_PROVIDED DATA_:

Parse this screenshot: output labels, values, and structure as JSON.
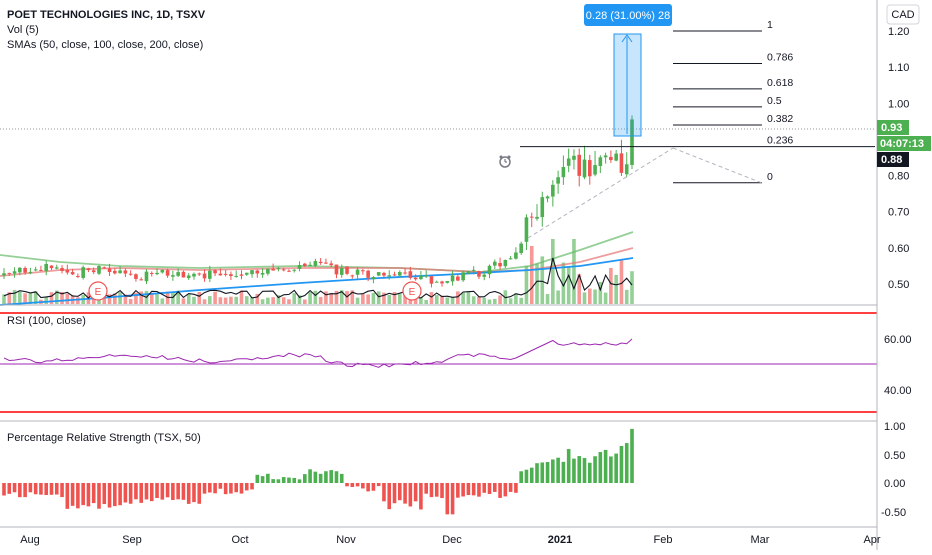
{
  "chart_title": "POET TECHNOLOGIES INC, 1D, TSXV",
  "legend": {
    "volume": "Vol (5)",
    "smas": "SMAs (50, close, 100, close, 200, close)",
    "rsi": "RSI (100, close)",
    "prs": "Percentage Relative Strength (TSX, 50)"
  },
  "currency_button": "CAD",
  "measure_label": "0.28 (31.00%) 28",
  "price_tags": {
    "last": "0.93",
    "countdown": "04:07:13",
    "crosshair": "0.88"
  },
  "time_axis": [
    "Aug",
    "Sep",
    "Oct",
    "Nov",
    "Dec",
    "2021",
    "Feb",
    "Mar",
    "Apr"
  ],
  "earnings_marker": "E",
  "colors": {
    "up": "#26a69a",
    "up_candle": "#4caf50",
    "down": "#ef5350",
    "sma50": "#66bb6a",
    "sma100": "#e57373",
    "sma200": "#2196f3",
    "rsi": "#9c27b0",
    "measure": "#2196f3"
  },
  "chart_data": [
    {
      "type": "candlestick",
      "title": "POET TECHNOLOGIES INC, 1D, TSXV",
      "ylim": [
        0.45,
        1.25
      ],
      "y_ticks": [
        "1.20",
        "1.10",
        "1.00",
        "0.90",
        "0.80",
        "0.70",
        "0.60",
        "0.50"
      ],
      "last_price": 0.93,
      "crosshair_price": 0.88,
      "fibonacci": {
        "levels": [
          "1",
          "0.786",
          "0.618",
          "0.5",
          "0.382",
          "0.236",
          "0"
        ],
        "prices": [
          1.2,
          1.11,
          1.04,
          0.99,
          0.94,
          0.88,
          0.78
        ]
      },
      "sma_series": [
        {
          "name": "SMA 50",
          "end_value": 0.64
        },
        {
          "name": "SMA 100",
          "end_value": 0.59
        },
        {
          "name": "SMA 200",
          "end_value": 0.57
        }
      ]
    },
    {
      "type": "line",
      "title": "RSI (100, close)",
      "ylim": [
        30,
        70
      ],
      "y_ticks": [
        "60.00",
        "40.00"
      ],
      "bands": [
        70,
        50,
        30
      ],
      "last_value": 60
    },
    {
      "type": "bar",
      "title": "Percentage Relative Strength (TSX, 50)",
      "ylim": [
        -0.6,
        1.0
      ],
      "y_ticks": [
        "1.00",
        "0.50",
        "0.00",
        "-0.50"
      ],
      "last_value": 0.95
    }
  ]
}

_EXERCISE DIRECTIONS_:
Return all of the data exactly as written, and drop the pictures.

_ANSWER TO THIS EXERCISE_:
Parse this screenshot: output labels, values, and structure as JSON.
{
  "chart_title": "POET TECHNOLOGIES INC, 1D, TSXV",
  "legend": {
    "volume": "Vol (5)",
    "smas": "SMAs (50, close, 100, close, 200, close)",
    "rsi": "RSI (100, close)",
    "prs": "Percentage Relative Strength (TSX, 50)"
  },
  "currency_button": "CAD",
  "measure_label": "0.28 (31.00%) 28",
  "price_tags": {
    "last": "0.93",
    "countdown": "04:07:13",
    "crosshair": "0.88"
  },
  "time_axis": [
    "Aug",
    "Sep",
    "Oct",
    "Nov",
    "Dec",
    "2021",
    "Feb",
    "Mar",
    "Apr"
  ],
  "earnings_marker": "E",
  "colors": {
    "up": "#26a69a",
    "up_candle": "#4caf50",
    "down": "#ef5350",
    "sma50": "#66bb6a",
    "sma100": "#e57373",
    "sma200": "#2196f3",
    "rsi": "#9c27b0",
    "measure": "#2196f3"
  },
  "chart_data": [
    {
      "type": "candlestick",
      "title": "POET TECHNOLOGIES INC, 1D, TSXV",
      "ylim": [
        0.45,
        1.25
      ],
      "y_ticks": [
        "1.20",
        "1.10",
        "1.00",
        "0.90",
        "0.80",
        "0.70",
        "0.60",
        "0.50"
      ],
      "last_price": 0.93,
      "crosshair_price": 0.88,
      "fibonacci": {
        "levels": [
          "1",
          "0.786",
          "0.618",
          "0.5",
          "0.382",
          "0.236",
          "0"
        ],
        "prices": [
          1.2,
          1.11,
          1.04,
          0.99,
          0.94,
          0.88,
          0.78
        ]
      },
      "sma_series": [
        {
          "name": "SMA 50",
          "end_value": 0.64
        },
        {
          "name": "SMA 100",
          "end_value": 0.59
        },
        {
          "name": "SMA 200",
          "end_value": 0.57
        }
      ]
    },
    {
      "type": "line",
      "title": "RSI (100, close)",
      "ylim": [
        30,
        70
      ],
      "y_ticks": [
        "60.00",
        "40.00"
      ],
      "bands": [
        70,
        50,
        30
      ],
      "last_value": 60
    },
    {
      "type": "bar",
      "title": "Percentage Relative Strength (TSX, 50)",
      "ylim": [
        -0.6,
        1.0
      ],
      "y_ticks": [
        "1.00",
        "0.50",
        "0.00",
        "-0.50"
      ],
      "last_value": 0.95
    }
  ]
}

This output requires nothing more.